__Required task__: Return each line holding the string "следующие".

┌─ Records shown

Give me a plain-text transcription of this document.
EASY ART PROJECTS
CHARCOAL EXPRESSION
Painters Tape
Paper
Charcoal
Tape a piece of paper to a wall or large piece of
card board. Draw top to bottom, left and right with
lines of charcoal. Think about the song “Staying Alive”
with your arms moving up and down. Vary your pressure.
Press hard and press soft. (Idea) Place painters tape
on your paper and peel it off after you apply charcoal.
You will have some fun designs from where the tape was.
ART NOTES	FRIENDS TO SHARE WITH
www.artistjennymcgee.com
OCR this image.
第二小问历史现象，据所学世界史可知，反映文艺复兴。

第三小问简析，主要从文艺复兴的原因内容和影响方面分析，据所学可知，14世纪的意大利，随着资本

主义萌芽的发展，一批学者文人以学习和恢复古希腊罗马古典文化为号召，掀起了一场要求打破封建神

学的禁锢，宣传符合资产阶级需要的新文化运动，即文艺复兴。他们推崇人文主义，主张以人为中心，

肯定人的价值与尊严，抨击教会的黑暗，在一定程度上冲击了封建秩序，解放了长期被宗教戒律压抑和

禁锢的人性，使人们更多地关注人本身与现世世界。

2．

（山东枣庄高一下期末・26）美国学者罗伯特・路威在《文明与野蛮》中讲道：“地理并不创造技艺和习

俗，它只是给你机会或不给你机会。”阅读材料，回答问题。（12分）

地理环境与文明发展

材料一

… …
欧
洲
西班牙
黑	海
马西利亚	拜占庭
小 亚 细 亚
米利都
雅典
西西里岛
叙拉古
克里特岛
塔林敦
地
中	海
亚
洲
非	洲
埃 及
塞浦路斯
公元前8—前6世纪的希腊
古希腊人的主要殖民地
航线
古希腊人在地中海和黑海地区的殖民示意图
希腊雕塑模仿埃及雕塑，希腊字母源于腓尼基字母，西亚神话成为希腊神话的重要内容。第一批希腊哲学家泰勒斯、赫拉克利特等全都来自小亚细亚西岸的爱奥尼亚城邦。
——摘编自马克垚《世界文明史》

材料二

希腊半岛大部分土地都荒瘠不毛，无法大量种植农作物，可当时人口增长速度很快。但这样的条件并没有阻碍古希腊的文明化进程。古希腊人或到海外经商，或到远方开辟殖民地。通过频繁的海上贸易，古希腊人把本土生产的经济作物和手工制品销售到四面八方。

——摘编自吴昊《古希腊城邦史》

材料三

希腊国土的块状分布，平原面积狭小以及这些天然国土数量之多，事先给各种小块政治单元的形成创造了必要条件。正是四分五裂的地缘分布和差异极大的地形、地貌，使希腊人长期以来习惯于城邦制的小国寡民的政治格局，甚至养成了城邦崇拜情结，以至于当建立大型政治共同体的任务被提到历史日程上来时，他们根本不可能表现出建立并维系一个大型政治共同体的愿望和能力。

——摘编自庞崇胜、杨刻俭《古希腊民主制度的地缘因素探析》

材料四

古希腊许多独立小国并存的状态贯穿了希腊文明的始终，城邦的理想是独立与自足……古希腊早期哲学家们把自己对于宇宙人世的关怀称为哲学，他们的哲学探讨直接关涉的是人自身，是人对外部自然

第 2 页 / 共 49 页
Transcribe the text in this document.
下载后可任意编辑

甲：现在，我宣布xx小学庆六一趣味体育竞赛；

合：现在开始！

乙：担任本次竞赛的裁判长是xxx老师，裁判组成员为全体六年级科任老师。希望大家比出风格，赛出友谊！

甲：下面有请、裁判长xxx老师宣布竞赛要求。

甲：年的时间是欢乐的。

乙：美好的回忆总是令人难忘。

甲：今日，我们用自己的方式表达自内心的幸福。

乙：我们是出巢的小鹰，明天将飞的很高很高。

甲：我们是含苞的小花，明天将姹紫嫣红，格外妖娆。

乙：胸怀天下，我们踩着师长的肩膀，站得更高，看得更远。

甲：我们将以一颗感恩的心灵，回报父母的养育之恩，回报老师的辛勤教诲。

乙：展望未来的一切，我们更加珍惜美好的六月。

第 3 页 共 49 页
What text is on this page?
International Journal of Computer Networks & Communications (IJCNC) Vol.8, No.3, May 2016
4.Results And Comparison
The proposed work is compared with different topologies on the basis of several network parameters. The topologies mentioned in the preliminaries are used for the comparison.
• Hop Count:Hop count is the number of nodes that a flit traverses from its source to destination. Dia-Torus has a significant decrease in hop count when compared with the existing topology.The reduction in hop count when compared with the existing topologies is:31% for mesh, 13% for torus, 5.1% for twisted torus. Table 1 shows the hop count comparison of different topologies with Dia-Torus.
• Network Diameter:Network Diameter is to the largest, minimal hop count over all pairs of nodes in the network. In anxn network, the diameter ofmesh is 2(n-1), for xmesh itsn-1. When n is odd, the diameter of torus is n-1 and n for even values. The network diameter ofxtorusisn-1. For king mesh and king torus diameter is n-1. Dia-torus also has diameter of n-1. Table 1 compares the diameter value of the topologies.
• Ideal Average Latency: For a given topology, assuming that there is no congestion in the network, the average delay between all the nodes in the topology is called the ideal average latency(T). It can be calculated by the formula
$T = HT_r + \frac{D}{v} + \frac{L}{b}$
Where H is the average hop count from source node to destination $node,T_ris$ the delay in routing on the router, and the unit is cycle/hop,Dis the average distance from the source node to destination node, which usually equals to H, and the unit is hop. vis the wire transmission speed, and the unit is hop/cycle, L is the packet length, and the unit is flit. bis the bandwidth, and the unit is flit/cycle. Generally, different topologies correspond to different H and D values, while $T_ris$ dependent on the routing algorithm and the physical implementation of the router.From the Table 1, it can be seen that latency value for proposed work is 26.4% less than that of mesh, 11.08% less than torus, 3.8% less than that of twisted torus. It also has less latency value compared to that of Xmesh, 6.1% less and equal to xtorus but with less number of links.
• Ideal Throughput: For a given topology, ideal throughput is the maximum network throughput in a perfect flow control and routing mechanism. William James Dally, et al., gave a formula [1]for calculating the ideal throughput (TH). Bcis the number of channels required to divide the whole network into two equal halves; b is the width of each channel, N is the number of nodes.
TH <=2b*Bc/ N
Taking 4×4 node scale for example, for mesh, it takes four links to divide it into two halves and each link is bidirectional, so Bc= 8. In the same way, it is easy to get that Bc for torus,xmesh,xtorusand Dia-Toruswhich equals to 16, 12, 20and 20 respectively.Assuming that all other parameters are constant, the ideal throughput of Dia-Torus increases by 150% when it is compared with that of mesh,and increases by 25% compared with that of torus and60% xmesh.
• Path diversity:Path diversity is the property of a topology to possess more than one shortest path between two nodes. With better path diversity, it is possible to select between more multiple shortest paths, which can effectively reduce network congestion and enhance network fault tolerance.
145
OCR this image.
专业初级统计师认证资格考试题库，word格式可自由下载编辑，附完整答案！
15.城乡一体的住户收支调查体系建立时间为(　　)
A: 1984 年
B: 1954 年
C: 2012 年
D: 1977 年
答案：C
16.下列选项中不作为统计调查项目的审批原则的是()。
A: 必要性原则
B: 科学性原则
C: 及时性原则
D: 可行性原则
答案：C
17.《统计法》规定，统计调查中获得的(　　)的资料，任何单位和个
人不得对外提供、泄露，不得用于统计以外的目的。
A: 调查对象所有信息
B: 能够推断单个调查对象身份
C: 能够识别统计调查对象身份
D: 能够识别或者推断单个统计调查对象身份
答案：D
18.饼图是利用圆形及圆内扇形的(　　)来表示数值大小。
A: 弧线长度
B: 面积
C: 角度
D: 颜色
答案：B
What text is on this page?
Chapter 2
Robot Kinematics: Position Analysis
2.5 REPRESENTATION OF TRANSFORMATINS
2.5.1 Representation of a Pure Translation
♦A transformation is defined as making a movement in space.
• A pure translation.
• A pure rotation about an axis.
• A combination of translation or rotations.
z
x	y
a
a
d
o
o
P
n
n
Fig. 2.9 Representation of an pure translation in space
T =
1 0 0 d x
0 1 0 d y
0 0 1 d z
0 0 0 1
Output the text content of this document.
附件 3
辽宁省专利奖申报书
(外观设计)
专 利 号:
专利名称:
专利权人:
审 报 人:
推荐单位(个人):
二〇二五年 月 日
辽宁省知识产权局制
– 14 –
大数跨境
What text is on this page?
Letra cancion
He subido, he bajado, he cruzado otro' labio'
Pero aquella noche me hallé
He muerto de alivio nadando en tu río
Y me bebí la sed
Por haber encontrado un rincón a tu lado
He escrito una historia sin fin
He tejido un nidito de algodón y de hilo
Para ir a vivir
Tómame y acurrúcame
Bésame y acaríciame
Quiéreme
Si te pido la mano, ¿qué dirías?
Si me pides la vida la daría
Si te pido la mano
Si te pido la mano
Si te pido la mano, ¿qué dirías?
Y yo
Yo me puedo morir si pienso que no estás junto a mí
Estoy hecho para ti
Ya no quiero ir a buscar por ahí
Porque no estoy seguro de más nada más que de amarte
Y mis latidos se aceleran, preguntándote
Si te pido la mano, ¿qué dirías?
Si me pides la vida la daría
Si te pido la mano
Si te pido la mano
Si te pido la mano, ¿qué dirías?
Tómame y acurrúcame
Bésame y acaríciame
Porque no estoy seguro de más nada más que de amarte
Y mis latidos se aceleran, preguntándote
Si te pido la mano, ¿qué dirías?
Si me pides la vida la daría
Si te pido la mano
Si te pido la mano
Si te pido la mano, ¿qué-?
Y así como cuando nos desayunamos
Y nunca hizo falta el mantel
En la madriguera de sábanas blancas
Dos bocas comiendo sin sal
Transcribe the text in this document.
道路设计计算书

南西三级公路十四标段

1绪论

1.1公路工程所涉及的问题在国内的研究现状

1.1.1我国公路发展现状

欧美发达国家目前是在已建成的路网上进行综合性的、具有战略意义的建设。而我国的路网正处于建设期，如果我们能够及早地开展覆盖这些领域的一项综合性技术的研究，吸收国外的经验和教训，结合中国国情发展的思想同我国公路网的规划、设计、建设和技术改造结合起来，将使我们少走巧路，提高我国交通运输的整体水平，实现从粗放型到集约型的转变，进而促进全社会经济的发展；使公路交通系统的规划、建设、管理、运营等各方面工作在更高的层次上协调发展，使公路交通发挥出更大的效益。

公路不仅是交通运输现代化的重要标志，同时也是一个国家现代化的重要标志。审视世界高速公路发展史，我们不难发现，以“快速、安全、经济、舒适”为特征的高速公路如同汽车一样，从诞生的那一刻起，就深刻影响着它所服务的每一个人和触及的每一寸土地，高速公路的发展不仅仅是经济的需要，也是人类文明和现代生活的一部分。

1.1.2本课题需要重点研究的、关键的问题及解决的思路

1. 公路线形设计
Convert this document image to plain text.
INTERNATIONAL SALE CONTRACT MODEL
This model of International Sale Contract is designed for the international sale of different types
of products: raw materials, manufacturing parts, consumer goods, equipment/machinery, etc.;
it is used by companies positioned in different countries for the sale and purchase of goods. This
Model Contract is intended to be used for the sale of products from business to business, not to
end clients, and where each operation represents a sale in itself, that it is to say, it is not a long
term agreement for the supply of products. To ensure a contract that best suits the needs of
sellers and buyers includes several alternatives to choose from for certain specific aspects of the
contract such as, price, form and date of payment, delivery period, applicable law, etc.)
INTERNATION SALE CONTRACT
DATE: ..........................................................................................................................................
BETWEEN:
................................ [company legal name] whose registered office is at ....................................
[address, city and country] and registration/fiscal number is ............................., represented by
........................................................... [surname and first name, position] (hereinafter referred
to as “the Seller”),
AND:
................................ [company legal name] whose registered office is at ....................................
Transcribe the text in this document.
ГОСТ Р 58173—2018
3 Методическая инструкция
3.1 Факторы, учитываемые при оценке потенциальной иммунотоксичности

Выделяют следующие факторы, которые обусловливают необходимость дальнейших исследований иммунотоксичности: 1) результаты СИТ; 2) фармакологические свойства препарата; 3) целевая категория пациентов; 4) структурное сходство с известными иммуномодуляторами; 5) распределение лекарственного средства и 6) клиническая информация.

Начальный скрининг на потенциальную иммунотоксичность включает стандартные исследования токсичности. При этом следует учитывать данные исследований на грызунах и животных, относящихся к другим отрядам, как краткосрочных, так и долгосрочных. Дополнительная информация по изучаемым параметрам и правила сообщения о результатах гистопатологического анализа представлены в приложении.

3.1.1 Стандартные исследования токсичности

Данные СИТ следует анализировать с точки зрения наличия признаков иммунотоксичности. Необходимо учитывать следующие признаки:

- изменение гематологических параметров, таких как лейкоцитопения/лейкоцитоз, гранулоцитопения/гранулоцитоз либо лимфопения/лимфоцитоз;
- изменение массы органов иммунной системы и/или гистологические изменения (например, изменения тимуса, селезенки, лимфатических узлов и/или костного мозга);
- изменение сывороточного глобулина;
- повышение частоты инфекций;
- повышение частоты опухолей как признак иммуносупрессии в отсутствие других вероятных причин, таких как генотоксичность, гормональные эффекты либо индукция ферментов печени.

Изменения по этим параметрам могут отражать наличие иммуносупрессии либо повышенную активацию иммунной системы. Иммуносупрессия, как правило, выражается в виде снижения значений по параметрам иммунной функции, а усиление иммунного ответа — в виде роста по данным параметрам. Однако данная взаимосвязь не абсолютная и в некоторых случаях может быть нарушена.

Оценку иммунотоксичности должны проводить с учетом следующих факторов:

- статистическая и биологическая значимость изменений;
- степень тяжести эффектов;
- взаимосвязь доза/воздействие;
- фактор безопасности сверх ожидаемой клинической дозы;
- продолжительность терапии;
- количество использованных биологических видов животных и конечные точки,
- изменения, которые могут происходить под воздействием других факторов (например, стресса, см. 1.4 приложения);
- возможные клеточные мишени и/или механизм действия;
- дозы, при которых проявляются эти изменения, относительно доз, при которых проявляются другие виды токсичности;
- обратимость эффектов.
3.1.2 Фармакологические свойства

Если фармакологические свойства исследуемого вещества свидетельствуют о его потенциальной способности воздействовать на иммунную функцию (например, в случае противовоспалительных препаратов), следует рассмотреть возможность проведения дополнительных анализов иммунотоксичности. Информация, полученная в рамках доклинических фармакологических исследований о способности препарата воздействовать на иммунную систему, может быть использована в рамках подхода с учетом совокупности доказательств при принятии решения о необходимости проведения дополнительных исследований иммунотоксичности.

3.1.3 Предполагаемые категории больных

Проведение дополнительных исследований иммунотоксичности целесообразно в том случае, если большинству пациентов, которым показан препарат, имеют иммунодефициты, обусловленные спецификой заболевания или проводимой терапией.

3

└─

__Answer in full__:
Выделяют следующие факторы, которые обусловливают необходимость дальнейших исследований иммунотоксичности: 1) результаты СИТ; 2) фармакологические свойства препарата; 3) целевая категория пациентов; 4) структурное сходство с известными иммуномодуляторами; 5) распределение лекарственного средства и 6) клиническая информация.
Данные СИТ следует анализировать с точки зрения наличия признаков иммунотоксичности. Необходимо учитывать следующие признаки:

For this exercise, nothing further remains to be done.